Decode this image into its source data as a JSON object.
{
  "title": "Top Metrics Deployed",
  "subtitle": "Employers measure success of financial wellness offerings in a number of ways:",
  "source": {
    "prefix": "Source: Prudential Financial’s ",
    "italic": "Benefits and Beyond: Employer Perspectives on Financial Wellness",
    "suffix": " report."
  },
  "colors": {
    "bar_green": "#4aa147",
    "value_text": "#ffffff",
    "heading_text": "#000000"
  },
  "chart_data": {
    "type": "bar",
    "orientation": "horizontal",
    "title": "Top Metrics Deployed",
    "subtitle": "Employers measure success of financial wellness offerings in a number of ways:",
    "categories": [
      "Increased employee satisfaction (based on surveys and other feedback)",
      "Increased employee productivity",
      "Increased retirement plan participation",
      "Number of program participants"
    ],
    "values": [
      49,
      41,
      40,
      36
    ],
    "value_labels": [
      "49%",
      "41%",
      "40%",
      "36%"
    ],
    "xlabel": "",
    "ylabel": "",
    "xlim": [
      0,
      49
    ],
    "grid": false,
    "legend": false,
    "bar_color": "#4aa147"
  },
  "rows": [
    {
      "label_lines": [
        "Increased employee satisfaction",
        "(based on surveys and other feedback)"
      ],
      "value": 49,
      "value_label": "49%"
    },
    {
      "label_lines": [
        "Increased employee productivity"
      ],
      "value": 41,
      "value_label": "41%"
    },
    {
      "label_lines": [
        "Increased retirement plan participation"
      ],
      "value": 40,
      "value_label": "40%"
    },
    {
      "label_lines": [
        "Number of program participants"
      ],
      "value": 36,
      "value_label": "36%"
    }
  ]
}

- _WORK INSTRUCTIONS_: Repeat every entry exactly as written above.

- _TASK ANSWER_:
Decode this image into its source data as a JSON object.
{
  "title": "Top Metrics Deployed",
  "subtitle": "Employers measure success of financial wellness offerings in a number of ways:",
  "source": {
    "prefix": "Source: Prudential Financial’s ",
    "italic": "Benefits and Beyond: Employer Perspectives on Financial Wellness",
    "suffix": " report."
  },
  "colors": {
    "bar_green": "#4aa147",
    "value_text": "#ffffff",
    "heading_text": "#000000"
  },
  "chart_data": {
    "type": "bar",
    "orientation": "horizontal",
    "title": "Top Metrics Deployed",
    "subtitle": "Employers measure success of financial wellness offerings in a number of ways:",
    "categories": [
      "Increased employee satisfaction (based on surveys and other feedback)",
      "Increased employee productivity",
      "Increased retirement plan participation",
      "Number of program participants"
    ],
    "values": [
      49,
      41,
      40,
      36
    ],
    "value_labels": [
      "49%",
      "41%",
      "40%",
      "36%"
    ],
    "xlabel": "",
    "ylabel": "",
    "xlim": [
      0,
      49
    ],
    "grid": false,
    "legend": false,
    "bar_color": "#4aa147"
  },
  "rows": [
    {
      "label_lines": [
        "Increased employee satisfaction",
        "(based on surveys and other feedback)"
      ],
      "value": 49,
      "value_label": "49%"
    },
    {
      "label_lines": [
        "Increased employee productivity"
      ],
      "value": 41,
      "value_label": "41%"
    },
    {
      "label_lines": [
        "Increased retirement plan participation"
      ],
      "value": 40,
      "value_label": "40%"
    },
    {
      "label_lines": [
        "Number of program participants"
      ],
      "value": 36,
      "value_label": "36%"
    }
  ]
}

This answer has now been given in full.